Extracted data entries

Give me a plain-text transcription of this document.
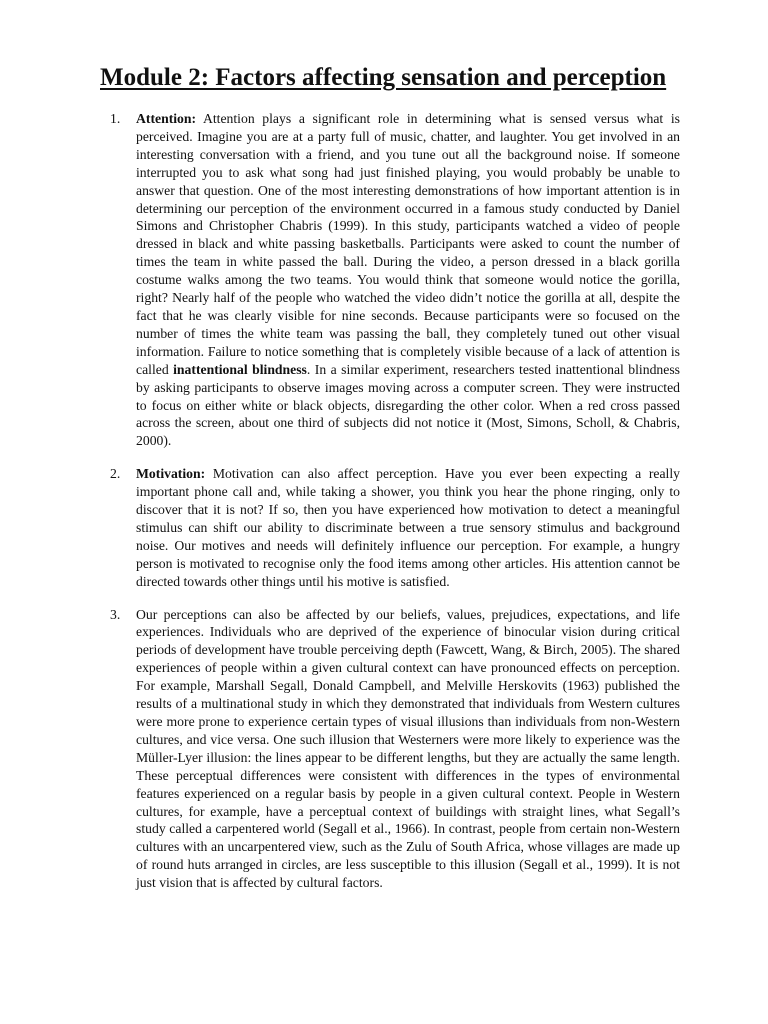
Module 2: Factors affecting sensation and perception
1. Attention: Attention plays a significant role in determining what is sensed versus what is perceived. Imagine you are at a party full of music, chatter, and laughter. You get involved in an interesting conversation with a friend, and you tune out all the background noise. If someone interrupted you to ask what song had just finished playing, you would probably be unable to answer that question. One of the most interesting demonstrations of how important attention is in determining our perception of the environment occurred in a famous study conducted by Daniel Simons and Christopher Chabris (1999). In this study, participants watched a video of people dressed in black and white passing basketballs. Participants were asked to count the number of times the team in white passed the ball. During the video, a person dressed in a black gorilla costume walks among the two teams. You would think that someone would notice the gorilla, right? Nearly half of the people who watched the video didn’t notice the gorilla at all, despite the fact that he was clearly visible for nine seconds. Because participants were so focused on the number of times the white team was passing the ball, they completely tuned out other visual information. Failure to notice something that is completely visible because of a lack of attention is called inattentional blindness. In a similar experiment, researchers tested inattentional blindness by asking participants to observe images moving across a computer screen. They were instructed to focus on either white or black objects, disregarding the other color. When a red cross passed across the screen, about one third of subjects did not notice it (Most, Simons, Scholl, & Chabris, 2000).
2. Motivation: Motivation can also affect perception. Have you ever been expecting a really important phone call and, while taking a shower, you think you hear the phone ringing, only to discover that it is not? If so, then you have experienced how motivation to detect a meaningful stimulus can shift our ability to discriminate between a true sensory stimulus and background noise. Our motives and needs will definitely influence our perception. For example, a hungry person is motivated to recognise only the food items among other articles. His attention cannot be directed towards other things until his motive is satisfied.
3. Our perceptions can also be affected by our beliefs, values, prejudices, expectations, and life experiences. Individuals who are deprived of the experience of binocular vision during critical periods of development have trouble perceiving depth (Fawcett, Wang, & Birch, 2005). The shared experiences of people within a given cultural context can have pronounced effects on perception. For example, Marshall Segall, Donald Campbell, and Melville Herskovits (1963) published the results of a multinational study in which they demonstrated that individuals from Western cultures were more prone to experience certain types of visual illusions than individuals from non-Western cultures, and vice versa. One such illusion that Westerners were more likely to experience was the Müller-Lyer illusion: the lines appear to be different lengths, but they are actually the same length. These perceptual differences were consistent with differences in the types of environmental features experienced on a regular basis by people in a given cultural context. People in Western cultures, for example, have a perceptual context of buildings with straight lines, what Segall’s study called a carpentered world (Segall et al., 1966). In contrast, people from certain non-Western cultures with an uncarpentered view, such as the Zulu of South Africa, whose villages are made up of round huts arranged in circles, are less susceptible to this illusion (Segall et al., 1999). It is not just vision that is affected by cultural factors.
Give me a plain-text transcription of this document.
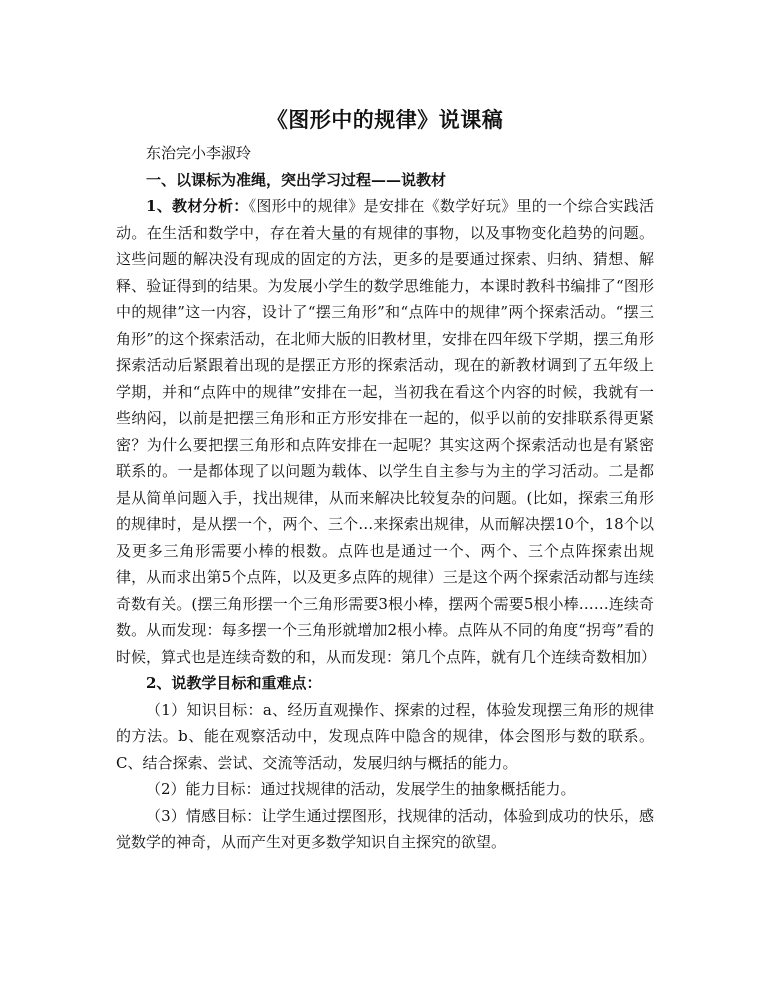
《图形中的规律》说课稿

东治完小李淑玲

一、以课标为准绳，突出学习过程——说教材

1、教材分析：《图形中的规律》是安排在《数学好玩》里的一个综合实践活动。在生活和数学中，存在着大量的有规律的事物，以及事物变化趋势的问题。这些问题的解决没有现成的固定的方法，更多的是要通过探索、归纳、猜想、解释、验证得到的结果。为发展小学生的数学思维能力，本课时教科书编排了“图形中的规律”这一内容，设计了“摆三角形”和“点阵中的规律”两个探索活动。“摆三角形”的这个探索活动，在北师大版的旧教材里，安排在四年级下学期，摆三角形探索活动后紧跟着出现的是摆正方形的探索活动，现在的新教材调到了五年级上学期，并和“点阵中的规律”安排在一起，当初我在看这个内容的时候，我就有一些纳闷，以前是把摆三角形和正方形安排在一起的，似乎以前的安排联系得更紧密？为什么要把摆三角形和点阵安排在一起呢？其实这两个探索活动也是有紧密联系的。一是都体现了以问题为载体、以学生自主参与为主的学习活动。二是都是从简单问题入手，找出规律，从而来解决比较复杂的问题。(比如，探索三角形的规律时，是从摆一个，两个、三个…来探索出规律，从而解决摆10个，18个以及更多三角形需要小棒的根数。点阵也是通过一个、两个、三个点阵探索出规律，从而求出第5个点阵，以及更多点阵的规律）三是这个两个探索活动都与连续奇数有关。(摆三角形摆一个三角形需要3根小棒，摆两个需要5根小棒……连续奇数。从而发现：每多摆一个三角形就增加2根小棒。点阵从不同的角度“拐弯”看的时候，算式也是连续奇数的和，从而发现：第几个点阵，就有几个连续奇数相加）

2、说教学目标和重难点：

（1）知识目标：a、经历直观操作、探索的过程，体验发现摆三角形的规律的方法。b、能在观察活动中，发现点阵中隐含的规律，体会图形与数的联系。C、结合探索、尝试、交流等活动，发展归纳与概括的能力。

（2）能力目标：通过找规律的活动，发展学生的抽象概括能力。

（3）情感目标：让学生通过摆图形，找规律的活动，体验到成功的快乐，感觉数学的神奇，从而产生对更多数学知识自主探究的欲望。
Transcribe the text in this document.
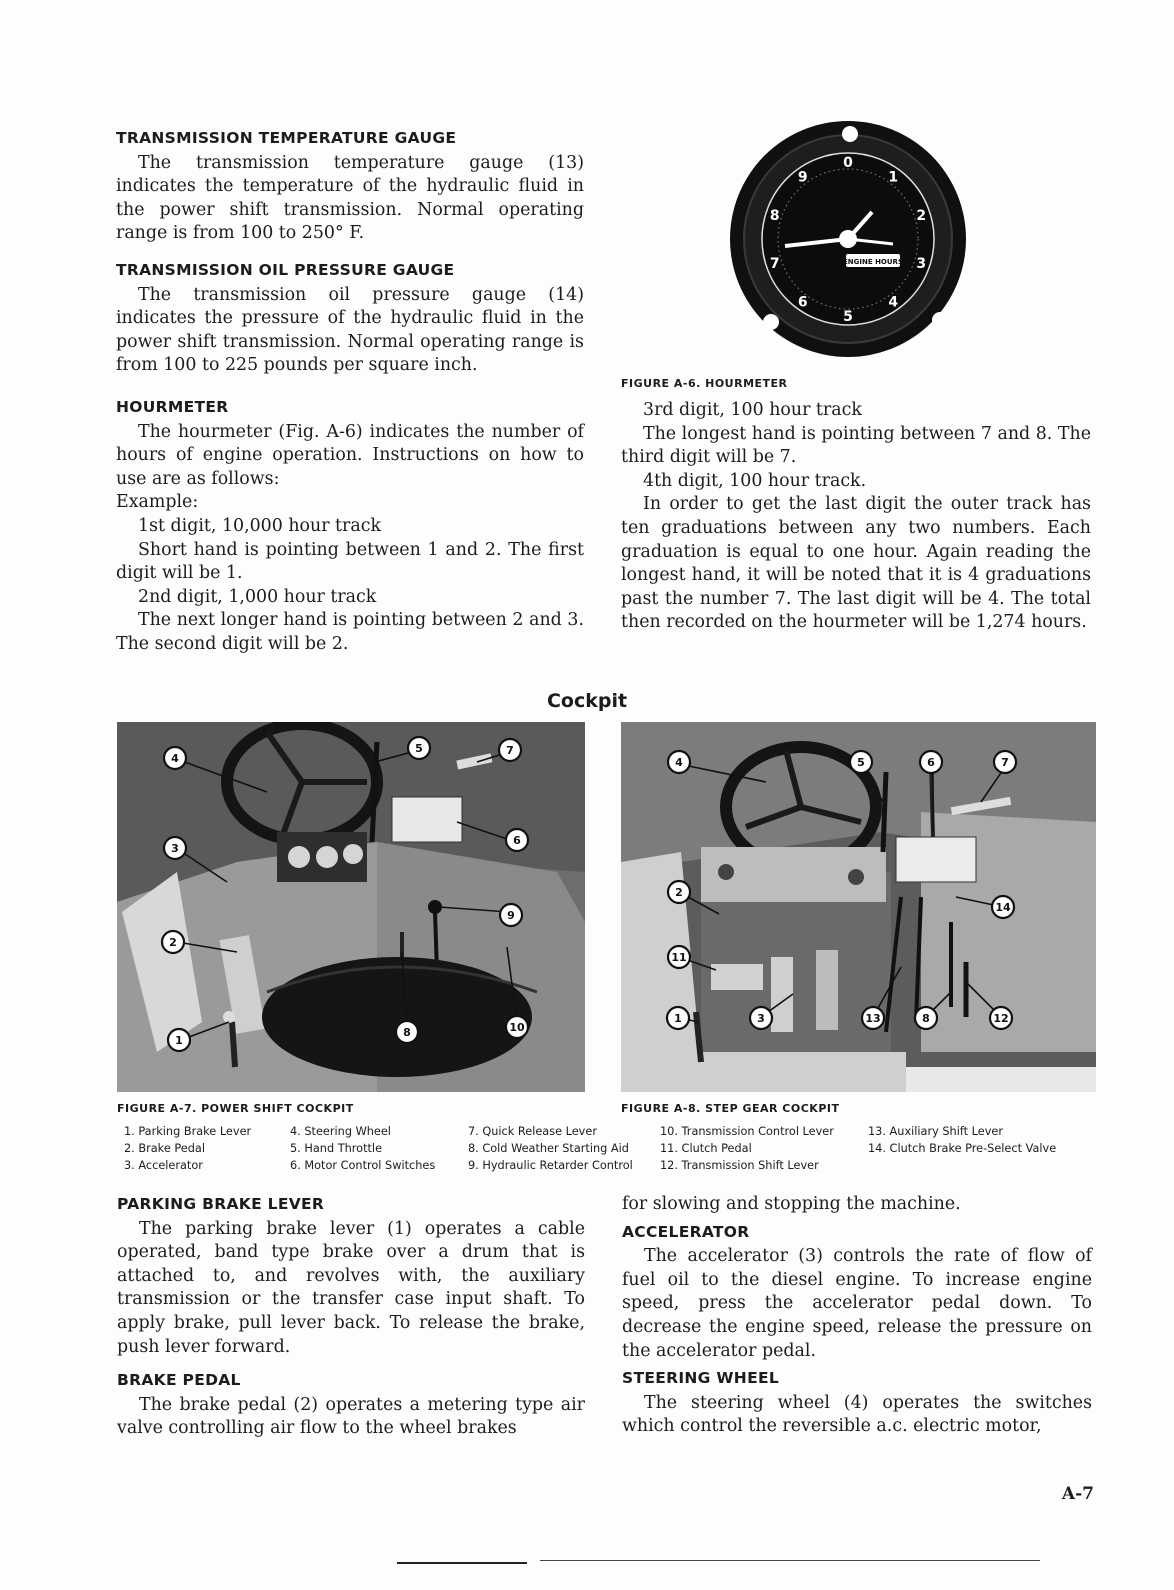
TRANSMISSION TEMPERATURE GAUGE

The transmission temperature gauge (13) indicates the temperature of the hydraulic fluid in the power shift transmission. Normal operating range is from 100 to 250° F.

TRANSMISSION OIL PRESSURE GAUGE

The transmission oil pressure gauge (14) indicates the pressure of the hydraulic fluid in the power shift transmission. Normal operating range is from 100 to 225 pounds per square inch.

HOURMETER

The hourmeter (Fig. A-6) indicates the number of hours of engine operation. Instructions on how to use are as follows:

Example:

1st digit, 10,000 hour track

Short hand is pointing between 1 and 2. The first digit will be 1.

2nd digit, 1,000 hour track

The next longer hand is pointing between 2 and 3. The second digit will be 2.

0
1
2
3
4
5
6
7
8
9
ENGINE HOURS
FIGURE A-6. HOURMETER

3rd digit, 100 hour track

The longest hand is pointing between 7 and 8. The third digit will be 7.

4th digit, 100 hour track.

In order to get the last digit the outer track has ten graduations between any two numbers. Each graduation is equal to one hour. Again reading the longest hand, it will be noted that it is 4 graduations past the number 7. The last digit will be 4. The total then recorded on the hourmeter will be 1,274 hours.

Cockpit
4
5	7
3
6
9
2
8	10
1
4	5	6	7
2
14
11
1	3	13	8	12
FIGURE A-7. POWER SHIFT COCKPIT	FIGURE A-8. STEP GEAR COCKPIT
1. Parking Brake Lever
2. Brake Pedal
3. Accelerator
4. Steering Wheel
5. Hand Throttle
6. Motor Control Switches
7. Quick Release Lever
8. Cold Weather Starting Aid
9. Hydraulic Retarder Control
10. Transmission Control Lever
11. Clutch Pedal
12. Transmission Shift Lever
13. Auxiliary Shift Lever
14. Clutch Brake Pre-Select Valve
PARKING BRAKE LEVER

The parking brake lever (1) operates a cable operated, band type brake over a drum that is attached to, and revolves with, the auxiliary transmission or the transfer case input shaft. To apply brake, pull lever back. To release the brake, push lever forward.

BRAKE PEDAL

The brake pedal (2) operates a metering type air valve controlling air flow to the wheel brakes

for slowing and stopping the machine.

ACCELERATOR

The accelerator (3) controls the rate of flow of fuel oil to the diesel engine. To increase engine speed, press the accelerator pedal down. To decrease the engine speed, release the pressure on the accelerator pedal.

STEERING WHEEL

The steering wheel (4) operates the switches which control the reversible a.c. electric motor,

A-7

--- WHAT IS REQUIRED ---
Can you restate all the records above word for word while dropping the pictures?

--- FULL RESPONSE ---
Give me a plain-text transcription of this document.
Module 2: Factors affecting sensation and perception
1. Attention: Attention plays a significant role in determining what is sensed versus what is perceived. Imagine you are at a party full of music, chatter, and laughter. You get involved in an interesting conversation with a friend, and you tune out all the background noise. If someone interrupted you to ask what song had just finished playing, you would probably be unable to answer that question. One of the most interesting demonstrations of how important attention is in determining our perception of the environment occurred in a famous study conducted by Daniel Simons and Christopher Chabris (1999). In this study, participants watched a video of people dressed in black and white passing basketballs. Participants were asked to count the number of times the team in white passed the ball. During the video, a person dressed in a black gorilla costume walks among the two teams. You would think that someone would notice the gorilla, right? Nearly half of the people who watched the video didn’t notice the gorilla at all, despite the fact that he was clearly visible for nine seconds. Because participants were so focused on the number of times the white team was passing the ball, they completely tuned out other visual information. Failure to notice something that is completely visible because of a lack of attention is called inattentional blindness. In a similar experiment, researchers tested inattentional blindness by asking participants to observe images moving across a computer screen. They were instructed to focus on either white or black objects, disregarding the other color. When a red cross passed across the screen, about one third of subjects did not notice it (Most, Simons, Scholl, & Chabris, 2000).
2. Motivation: Motivation can also affect perception. Have you ever been expecting a really important phone call and, while taking a shower, you think you hear the phone ringing, only to discover that it is not? If so, then you have experienced how motivation to detect a meaningful stimulus can shift our ability to discriminate between a true sensory stimulus and background noise. Our motives and needs will definitely influence our perception. For example, a hungry person is motivated to recognise only the food items among other articles. His attention cannot be directed towards other things until his motive is satisfied.
3. Our perceptions can also be affected by our beliefs, values, prejudices, expectations, and life experiences. Individuals who are deprived of the experience of binocular vision during critical periods of development have trouble perceiving depth (Fawcett, Wang, & Birch, 2005). The shared experiences of people within a given cultural context can have pronounced effects on perception. For example, Marshall Segall, Donald Campbell, and Melville Herskovits (1963) published the results of a multinational study in which they demonstrated that individuals from Western cultures were more prone to experience certain types of visual illusions than individuals from non-Western cultures, and vice versa. One such illusion that Westerners were more likely to experience was the Müller-Lyer illusion: the lines appear to be different lengths, but they are actually the same length. These perceptual differences were consistent with differences in the types of environmental features experienced on a regular basis by people in a given cultural context. People in Western cultures, for example, have a perceptual context of buildings with straight lines, what Segall’s study called a carpentered world (Segall et al., 1966). In contrast, people from certain non-Western cultures with an uncarpentered view, such as the Zulu of South Africa, whose villages are made up of round huts arranged in circles, are less susceptible to this illusion (Segall et al., 1999). It is not just vision that is affected by cultural factors.
Give me a plain-text transcription of this document.
《图形中的规律》说课稿

东治完小李淑玲

一、以课标为准绳，突出学习过程——说教材

1、教材分析：《图形中的规律》是安排在《数学好玩》里的一个综合实践活动。在生活和数学中，存在着大量的有规律的事物，以及事物变化趋势的问题。这些问题的解决没有现成的固定的方法，更多的是要通过探索、归纳、猜想、解释、验证得到的结果。为发展小学生的数学思维能力，本课时教科书编排了“图形中的规律”这一内容，设计了“摆三角形”和“点阵中的规律”两个探索活动。“摆三角形”的这个探索活动，在北师大版的旧教材里，安排在四年级下学期，摆三角形探索活动后紧跟着出现的是摆正方形的探索活动，现在的新教材调到了五年级上学期，并和“点阵中的规律”安排在一起，当初我在看这个内容的时候，我就有一些纳闷，以前是把摆三角形和正方形安排在一起的，似乎以前的安排联系得更紧密？为什么要把摆三角形和点阵安排在一起呢？其实这两个探索活动也是有紧密联系的。一是都体现了以问题为载体、以学生自主参与为主的学习活动。二是都是从简单问题入手，找出规律，从而来解决比较复杂的问题。(比如，探索三角形的规律时，是从摆一个，两个、三个…来探索出规律，从而解决摆10个，18个以及更多三角形需要小棒的根数。点阵也是通过一个、两个、三个点阵探索出规律，从而求出第5个点阵，以及更多点阵的规律）三是这个两个探索活动都与连续奇数有关。(摆三角形摆一个三角形需要3根小棒，摆两个需要5根小棒……连续奇数。从而发现：每多摆一个三角形就增加2根小棒。点阵从不同的角度“拐弯”看的时候，算式也是连续奇数的和，从而发现：第几个点阵，就有几个连续奇数相加）

2、说教学目标和重难点：

（1）知识目标：a、经历直观操作、探索的过程，体验发现摆三角形的规律的方法。b、能在观察活动中，发现点阵中隐含的规律，体会图形与数的联系。C、结合探索、尝试、交流等活动，发展归纳与概括的能力。

（2）能力目标：通过找规律的活动，发展学生的抽象概括能力。

（3）情感目标：让学生通过摆图形，找规律的活动，体验到成功的快乐，感觉数学的神奇，从而产生对更多数学知识自主探究的欲望。
Transcribe the text in this document.
TRANSMISSION TEMPERATURE GAUGE

The transmission temperature gauge (13) indicates the temperature of the hydraulic fluid in the power shift transmission. Normal operating range is from 100 to 250° F.

TRANSMISSION OIL PRESSURE GAUGE

The transmission oil pressure gauge (14) indicates the pressure of the hydraulic fluid in the power shift transmission. Normal operating range is from 100 to 225 pounds per square inch.

HOURMETER

The hourmeter (Fig. A-6) indicates the number of hours of engine operation. Instructions on how to use are as follows:

Example:

1st digit, 10,000 hour track

Short hand is pointing between 1 and 2. The first digit will be 1.

2nd digit, 1,000 hour track

The next longer hand is pointing between 2 and 3. The second digit will be 2.

0
1
2
3
4
5
6
7
8
9
ENGINE HOURS
FIGURE A-6. HOURMETER

3rd digit, 100 hour track

The longest hand is pointing between 7 and 8. The third digit will be 7.

4th digit, 100 hour track.

In order to get the last digit the outer track has ten graduations between any two numbers. Each graduation is equal to one hour. Again reading the longest hand, it will be noted that it is 4 graduations past the number 7. The last digit will be 4. The total then recorded on the hourmeter will be 1,274 hours.

Cockpit
4
5	7
3
6
9
2
8	10
1
4	5	6	7
2
14
11
1	3	13	8	12
FIGURE A-7. POWER SHIFT COCKPIT	FIGURE A-8. STEP GEAR COCKPIT
1. Parking Brake Lever
2. Brake Pedal
3. Accelerator
4. Steering Wheel
5. Hand Throttle
6. Motor Control Switches
7. Quick Release Lever
8. Cold Weather Starting Aid
9. Hydraulic Retarder Control
10. Transmission Control Lever
11. Clutch Pedal
12. Transmission Shift Lever
13. Auxiliary Shift Lever
14. Clutch Brake Pre-Select Valve
PARKING BRAKE LEVER

The parking brake lever (1) operates a cable operated, band type brake over a drum that is attached to, and revolves with, the auxiliary transmission or the transfer case input shaft. To apply brake, pull lever back. To release the brake, push lever forward.

BRAKE PEDAL

The brake pedal (2) operates a metering type air valve controlling air flow to the wheel brakes

for slowing and stopping the machine.

ACCELERATOR

The accelerator (3) controls the rate of flow of fuel oil to the diesel engine. To increase engine speed, press the accelerator pedal down. To decrease the engine speed, release the pressure on the accelerator pedal.

STEERING WHEEL

The steering wheel (4) operates the switches which control the reversible a.c. electric motor,

A-7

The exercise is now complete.